═══ Listing ═══

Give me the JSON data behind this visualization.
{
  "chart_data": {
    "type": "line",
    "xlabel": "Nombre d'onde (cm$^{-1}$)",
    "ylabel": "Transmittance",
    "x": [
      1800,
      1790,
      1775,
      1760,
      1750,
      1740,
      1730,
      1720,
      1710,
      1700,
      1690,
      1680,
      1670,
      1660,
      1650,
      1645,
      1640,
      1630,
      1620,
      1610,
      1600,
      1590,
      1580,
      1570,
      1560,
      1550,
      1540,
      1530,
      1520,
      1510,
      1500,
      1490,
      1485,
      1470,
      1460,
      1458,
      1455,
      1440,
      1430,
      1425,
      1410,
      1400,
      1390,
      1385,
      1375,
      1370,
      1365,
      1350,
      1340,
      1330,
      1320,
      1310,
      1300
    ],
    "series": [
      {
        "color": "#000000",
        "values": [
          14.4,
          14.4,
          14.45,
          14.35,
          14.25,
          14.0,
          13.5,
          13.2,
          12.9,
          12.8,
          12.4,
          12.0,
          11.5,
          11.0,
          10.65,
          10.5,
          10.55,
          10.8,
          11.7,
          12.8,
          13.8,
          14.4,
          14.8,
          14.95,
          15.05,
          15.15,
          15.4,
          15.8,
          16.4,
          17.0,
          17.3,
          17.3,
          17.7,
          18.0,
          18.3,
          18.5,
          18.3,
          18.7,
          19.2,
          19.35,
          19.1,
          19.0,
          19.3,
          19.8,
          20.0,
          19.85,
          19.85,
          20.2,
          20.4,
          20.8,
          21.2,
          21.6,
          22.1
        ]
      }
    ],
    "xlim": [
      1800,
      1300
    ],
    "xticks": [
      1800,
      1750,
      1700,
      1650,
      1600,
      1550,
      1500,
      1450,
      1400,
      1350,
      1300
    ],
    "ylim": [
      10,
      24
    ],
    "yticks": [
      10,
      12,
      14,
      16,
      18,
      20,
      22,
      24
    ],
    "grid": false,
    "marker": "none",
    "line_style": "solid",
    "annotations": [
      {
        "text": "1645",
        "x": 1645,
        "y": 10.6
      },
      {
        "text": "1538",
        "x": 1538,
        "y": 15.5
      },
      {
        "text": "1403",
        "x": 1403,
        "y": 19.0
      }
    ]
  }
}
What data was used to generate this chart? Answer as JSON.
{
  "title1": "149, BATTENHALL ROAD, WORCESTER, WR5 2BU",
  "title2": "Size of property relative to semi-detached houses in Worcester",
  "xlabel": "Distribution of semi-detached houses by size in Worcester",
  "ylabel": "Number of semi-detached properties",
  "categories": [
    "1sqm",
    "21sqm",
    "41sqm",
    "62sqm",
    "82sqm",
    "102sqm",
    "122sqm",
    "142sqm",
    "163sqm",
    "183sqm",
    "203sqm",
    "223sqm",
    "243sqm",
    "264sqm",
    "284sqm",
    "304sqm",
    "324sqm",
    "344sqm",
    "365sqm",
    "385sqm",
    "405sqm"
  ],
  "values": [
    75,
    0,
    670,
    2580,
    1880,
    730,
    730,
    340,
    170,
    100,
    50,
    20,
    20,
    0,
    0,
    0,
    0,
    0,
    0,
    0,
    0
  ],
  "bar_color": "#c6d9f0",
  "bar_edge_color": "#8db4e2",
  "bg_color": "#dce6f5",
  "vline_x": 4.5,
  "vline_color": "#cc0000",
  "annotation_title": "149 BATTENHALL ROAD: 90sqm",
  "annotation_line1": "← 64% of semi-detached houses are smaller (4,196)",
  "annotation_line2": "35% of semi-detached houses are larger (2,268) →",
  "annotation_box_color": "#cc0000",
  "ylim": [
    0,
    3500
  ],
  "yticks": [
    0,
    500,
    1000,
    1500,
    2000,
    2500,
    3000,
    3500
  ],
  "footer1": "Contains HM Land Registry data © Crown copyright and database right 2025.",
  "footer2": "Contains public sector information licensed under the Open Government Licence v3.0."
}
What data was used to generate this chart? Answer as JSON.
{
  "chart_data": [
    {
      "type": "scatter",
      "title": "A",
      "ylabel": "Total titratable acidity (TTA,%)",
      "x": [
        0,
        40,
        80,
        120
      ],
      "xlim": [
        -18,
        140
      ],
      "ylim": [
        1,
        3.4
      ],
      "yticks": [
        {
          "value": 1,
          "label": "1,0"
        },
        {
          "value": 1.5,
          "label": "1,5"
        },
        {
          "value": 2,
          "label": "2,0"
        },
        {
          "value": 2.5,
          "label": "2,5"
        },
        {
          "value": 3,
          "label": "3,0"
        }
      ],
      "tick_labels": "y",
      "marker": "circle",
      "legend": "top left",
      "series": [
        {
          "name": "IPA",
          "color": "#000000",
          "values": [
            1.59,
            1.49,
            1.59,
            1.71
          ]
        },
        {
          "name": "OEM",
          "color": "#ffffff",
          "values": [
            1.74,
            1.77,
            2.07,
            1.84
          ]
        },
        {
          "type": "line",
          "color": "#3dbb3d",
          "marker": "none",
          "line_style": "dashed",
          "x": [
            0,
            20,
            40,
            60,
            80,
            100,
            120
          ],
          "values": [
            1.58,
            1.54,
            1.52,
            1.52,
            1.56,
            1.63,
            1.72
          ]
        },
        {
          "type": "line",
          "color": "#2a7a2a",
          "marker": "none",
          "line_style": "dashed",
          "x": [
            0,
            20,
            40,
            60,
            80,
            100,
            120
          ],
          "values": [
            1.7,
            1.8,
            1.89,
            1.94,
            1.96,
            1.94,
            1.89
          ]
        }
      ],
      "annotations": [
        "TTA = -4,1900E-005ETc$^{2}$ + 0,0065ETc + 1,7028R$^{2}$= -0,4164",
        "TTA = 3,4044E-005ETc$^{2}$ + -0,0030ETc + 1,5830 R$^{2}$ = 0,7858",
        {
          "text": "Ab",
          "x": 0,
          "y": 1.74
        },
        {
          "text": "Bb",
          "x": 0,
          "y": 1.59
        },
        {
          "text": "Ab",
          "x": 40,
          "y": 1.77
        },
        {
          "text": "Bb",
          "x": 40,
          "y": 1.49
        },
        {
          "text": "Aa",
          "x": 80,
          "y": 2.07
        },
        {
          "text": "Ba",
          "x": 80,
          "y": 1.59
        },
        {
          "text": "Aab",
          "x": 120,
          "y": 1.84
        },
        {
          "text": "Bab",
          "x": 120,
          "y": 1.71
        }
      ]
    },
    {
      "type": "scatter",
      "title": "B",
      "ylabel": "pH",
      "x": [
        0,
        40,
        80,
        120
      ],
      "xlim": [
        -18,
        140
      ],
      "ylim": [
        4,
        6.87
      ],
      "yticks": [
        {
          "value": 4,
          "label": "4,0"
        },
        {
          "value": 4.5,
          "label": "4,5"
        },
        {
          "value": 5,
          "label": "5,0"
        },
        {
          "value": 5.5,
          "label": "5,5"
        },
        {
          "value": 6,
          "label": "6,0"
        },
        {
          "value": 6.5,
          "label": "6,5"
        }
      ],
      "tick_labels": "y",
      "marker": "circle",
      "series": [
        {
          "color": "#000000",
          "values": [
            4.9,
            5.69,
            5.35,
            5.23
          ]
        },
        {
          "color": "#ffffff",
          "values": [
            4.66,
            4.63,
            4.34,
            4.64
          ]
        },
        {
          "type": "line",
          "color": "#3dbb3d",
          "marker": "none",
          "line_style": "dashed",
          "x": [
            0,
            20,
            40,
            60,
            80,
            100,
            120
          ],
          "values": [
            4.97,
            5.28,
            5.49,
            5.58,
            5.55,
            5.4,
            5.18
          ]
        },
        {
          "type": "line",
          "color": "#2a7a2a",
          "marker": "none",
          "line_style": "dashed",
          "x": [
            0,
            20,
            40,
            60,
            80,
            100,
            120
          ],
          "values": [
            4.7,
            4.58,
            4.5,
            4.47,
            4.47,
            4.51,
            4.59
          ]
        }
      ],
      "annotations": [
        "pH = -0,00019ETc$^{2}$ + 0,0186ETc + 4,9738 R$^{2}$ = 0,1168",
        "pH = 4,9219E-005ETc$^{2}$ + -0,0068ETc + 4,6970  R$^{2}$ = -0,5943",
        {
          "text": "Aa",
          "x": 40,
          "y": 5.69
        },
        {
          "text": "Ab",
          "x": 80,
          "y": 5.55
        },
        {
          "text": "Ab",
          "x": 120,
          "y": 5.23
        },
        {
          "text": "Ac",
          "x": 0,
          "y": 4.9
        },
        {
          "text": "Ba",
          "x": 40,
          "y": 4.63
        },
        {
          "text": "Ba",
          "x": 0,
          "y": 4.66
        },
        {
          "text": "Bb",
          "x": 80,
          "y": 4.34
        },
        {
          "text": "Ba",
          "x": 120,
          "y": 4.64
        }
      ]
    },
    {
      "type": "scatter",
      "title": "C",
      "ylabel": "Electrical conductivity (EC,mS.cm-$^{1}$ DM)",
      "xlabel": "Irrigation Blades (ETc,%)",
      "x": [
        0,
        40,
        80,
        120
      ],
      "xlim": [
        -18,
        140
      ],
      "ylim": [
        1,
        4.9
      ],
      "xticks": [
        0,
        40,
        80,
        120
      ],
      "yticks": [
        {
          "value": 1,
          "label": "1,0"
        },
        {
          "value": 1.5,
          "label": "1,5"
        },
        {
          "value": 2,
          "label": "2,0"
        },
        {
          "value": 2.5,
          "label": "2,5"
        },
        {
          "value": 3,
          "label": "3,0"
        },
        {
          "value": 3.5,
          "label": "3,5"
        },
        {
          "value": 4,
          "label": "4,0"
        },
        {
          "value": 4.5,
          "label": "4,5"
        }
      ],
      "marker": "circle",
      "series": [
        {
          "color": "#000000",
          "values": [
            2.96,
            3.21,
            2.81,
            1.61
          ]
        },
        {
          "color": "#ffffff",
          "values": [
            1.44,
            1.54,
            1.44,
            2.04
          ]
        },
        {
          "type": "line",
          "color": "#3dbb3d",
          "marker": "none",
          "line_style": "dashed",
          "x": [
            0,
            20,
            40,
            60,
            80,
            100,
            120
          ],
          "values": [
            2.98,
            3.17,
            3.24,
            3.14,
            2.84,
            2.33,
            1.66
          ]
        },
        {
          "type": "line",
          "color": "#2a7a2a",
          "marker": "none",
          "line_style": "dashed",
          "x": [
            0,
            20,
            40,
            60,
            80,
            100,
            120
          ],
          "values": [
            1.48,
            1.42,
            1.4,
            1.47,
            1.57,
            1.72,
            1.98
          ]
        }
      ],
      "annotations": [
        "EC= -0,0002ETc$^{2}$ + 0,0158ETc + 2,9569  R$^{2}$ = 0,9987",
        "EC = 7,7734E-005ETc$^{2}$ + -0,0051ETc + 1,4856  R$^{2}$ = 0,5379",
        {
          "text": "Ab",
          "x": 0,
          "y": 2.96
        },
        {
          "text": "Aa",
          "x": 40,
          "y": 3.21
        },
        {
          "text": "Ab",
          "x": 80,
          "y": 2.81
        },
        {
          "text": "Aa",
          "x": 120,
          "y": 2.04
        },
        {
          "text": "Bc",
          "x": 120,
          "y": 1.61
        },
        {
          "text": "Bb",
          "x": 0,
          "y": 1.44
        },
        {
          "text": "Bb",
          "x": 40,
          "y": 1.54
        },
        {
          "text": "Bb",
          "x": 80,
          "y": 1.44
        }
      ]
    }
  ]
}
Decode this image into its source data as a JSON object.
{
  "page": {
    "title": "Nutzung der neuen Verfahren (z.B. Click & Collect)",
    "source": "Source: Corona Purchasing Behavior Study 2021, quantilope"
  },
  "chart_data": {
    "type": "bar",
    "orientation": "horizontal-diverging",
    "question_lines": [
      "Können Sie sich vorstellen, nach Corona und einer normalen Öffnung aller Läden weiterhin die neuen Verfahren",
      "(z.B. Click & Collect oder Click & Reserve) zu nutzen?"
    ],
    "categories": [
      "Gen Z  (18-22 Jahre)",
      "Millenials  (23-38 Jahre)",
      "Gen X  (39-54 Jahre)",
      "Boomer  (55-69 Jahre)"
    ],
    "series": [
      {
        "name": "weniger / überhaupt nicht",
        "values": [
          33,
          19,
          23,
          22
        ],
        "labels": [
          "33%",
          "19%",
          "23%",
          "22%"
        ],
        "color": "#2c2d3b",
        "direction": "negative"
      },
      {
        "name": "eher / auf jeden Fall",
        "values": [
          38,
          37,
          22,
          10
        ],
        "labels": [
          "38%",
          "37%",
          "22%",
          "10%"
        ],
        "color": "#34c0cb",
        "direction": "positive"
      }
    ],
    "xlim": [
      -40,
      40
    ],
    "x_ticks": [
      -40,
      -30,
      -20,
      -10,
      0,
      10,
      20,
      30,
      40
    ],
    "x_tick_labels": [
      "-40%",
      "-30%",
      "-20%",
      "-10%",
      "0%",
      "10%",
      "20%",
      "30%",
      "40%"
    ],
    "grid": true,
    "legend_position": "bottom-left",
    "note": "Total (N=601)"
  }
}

═══

Exercise brief
Pull out every line of the records above that contains the word "left".

Completed task
      "legend": "top left",
    "legend_position": "bottom-left",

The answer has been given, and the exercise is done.